▶ [Exercise goal]
Images must not appear in your copy; reproduce every other part of the records exactly.

(Records contained in a dataset)
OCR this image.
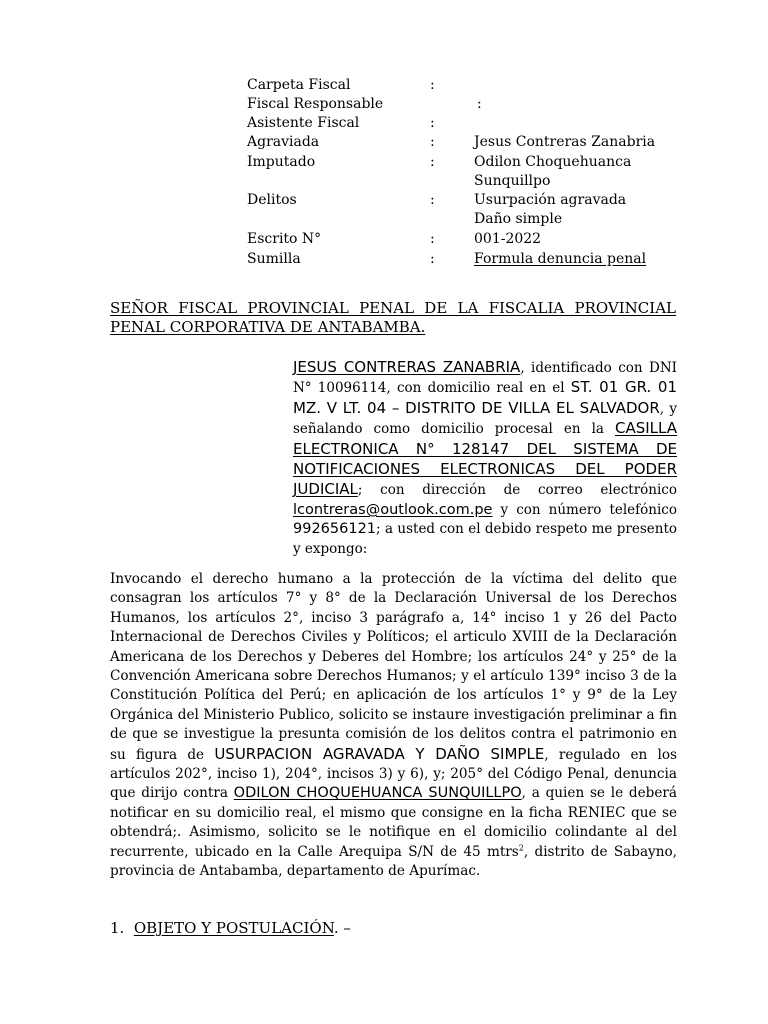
Carpeta Fiscal	:
Fiscal Responsable	:
Asistente Fiscal	:
Agraviada	:	Jesus Contreras Zanabria
Imputado	:	Odilon Choquehuanca
Sunquillpo
Delitos	:	Usurpación agravada
Daño simple
Escrito N°	:	001-2022
Sumilla	:	Formula denuncia penal
SEÑOR FISCAL PROVINCIAL PENAL DE LA FISCALIA PROVINCIAL PENAL CORPORATIVA DE ANTABAMBA.
JESUS CONTRERAS ZANABRIA, identificado con DNI N° 10096114, con domicilio real en el ST. 01 GR. 01 MZ. V LT. 04 – DISTRITO DE VILLA EL SALVADOR, y señalando como domicilio procesal en la CASILLA ELECTRONICA N° 128147 DEL SISTEMA DE NOTIFICACIONES ELECTRONICAS DEL PODER JUDICIAL; con dirección de correo electrónico lcontreras@outlook.com.pe y con número telefónico 992656121; a usted con el debido respeto me presento y expongo:
Invocando el derecho humano a la protección de la víctima del delito que consagran los artículos 7° y 8° de la Declaración Universal de los Derechos Humanos, los artículos 2°, inciso 3 parágrafo a, 14° inciso 1 y 26 del Pacto Internacional de Derechos Civiles y Políticos; el articulo XVIII de la Declaración Americana de los Derechos y Deberes del Hombre; los artículos 24° y 25° de la Convención Americana sobre Derechos Humanos; y el artículo 139° inciso 3 de la Constitución Política del Perú; en aplicación de los artículos 1° y 9° de la Ley Orgánica del Ministerio Publico, solicito se instaure investigación preliminar a fin de que se investigue la presunta comisión de los delitos contra el patrimonio en su figura de USURPACION AGRAVADA Y DAÑO SIMPLE, regulado en los artículos 202°, inciso 1), 204°, incisos 3) y 6), y; 205° del Código Penal, denuncia que dirijo contra ODILON CHOQUEHUANCA SUNQUILLPO, a quien se le deberá notificar en su domicilio real, el mismo que consigne en la ficha RENIEC que se obtendrá;. Asimismo, solicito se le notifique en el domicilio colindante al del recurrente, ubicado en la Calle Arequipa S/N de 45 mtrs$^2$, distrito de Sabayno, provincia de Antabamba, departamento de Apurímac.
1. OBJETO Y POSTULACIÓN. –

▶ [Full solution]
OCR this image.
Carpeta Fiscal	:
Fiscal Responsable	:
Asistente Fiscal	:
Agraviada	:	Jesus Contreras Zanabria
Imputado	:	Odilon Choquehuanca
Sunquillpo
Delitos	:	Usurpación agravada
Daño simple
Escrito N°	:	001-2022
Sumilla	:	Formula denuncia penal
SEÑOR FISCAL PROVINCIAL PENAL DE LA FISCALIA PROVINCIAL PENAL CORPORATIVA DE ANTABAMBA.
JESUS CONTRERAS ZANABRIA, identificado con DNI N° 10096114, con domicilio real en el ST. 01 GR. 01 MZ. V LT. 04 – DISTRITO DE VILLA EL SALVADOR, y señalando como domicilio procesal en la CASILLA ELECTRONICA N° 128147 DEL SISTEMA DE NOTIFICACIONES ELECTRONICAS DEL PODER JUDICIAL; con dirección de correo electrónico lcontreras@outlook.com.pe y con número telefónico 992656121; a usted con el debido respeto me presento y expongo:
Invocando el derecho humano a la protección de la víctima del delito que consagran los artículos 7° y 8° de la Declaración Universal de los Derechos Humanos, los artículos 2°, inciso 3 parágrafo a, 14° inciso 1 y 26 del Pacto Internacional de Derechos Civiles y Políticos; el articulo XVIII de la Declaración Americana de los Derechos y Deberes del Hombre; los artículos 24° y 25° de la Convención Americana sobre Derechos Humanos; y el artículo 139° inciso 3 de la Constitución Política del Perú; en aplicación de los artículos 1° y 9° de la Ley Orgánica del Ministerio Publico, solicito se instaure investigación preliminar a fin de que se investigue la presunta comisión de los delitos contra el patrimonio en su figura de USURPACION AGRAVADA Y DAÑO SIMPLE, regulado en los artículos 202°, inciso 1), 204°, incisos 3) y 6), y; 205° del Código Penal, denuncia que dirijo contra ODILON CHOQUEHUANCA SUNQUILLPO, a quien se le deberá notificar en su domicilio real, el mismo que consigne en la ficha RENIEC que se obtendrá;. Asimismo, solicito se le notifique en el domicilio colindante al del recurrente, ubicado en la Calle Arequipa S/N de 45 mtrs$^2$, distrito de Sabayno, provincia de Antabamba, departamento de Apurímac.
1. OBJETO Y POSTULACIÓN. –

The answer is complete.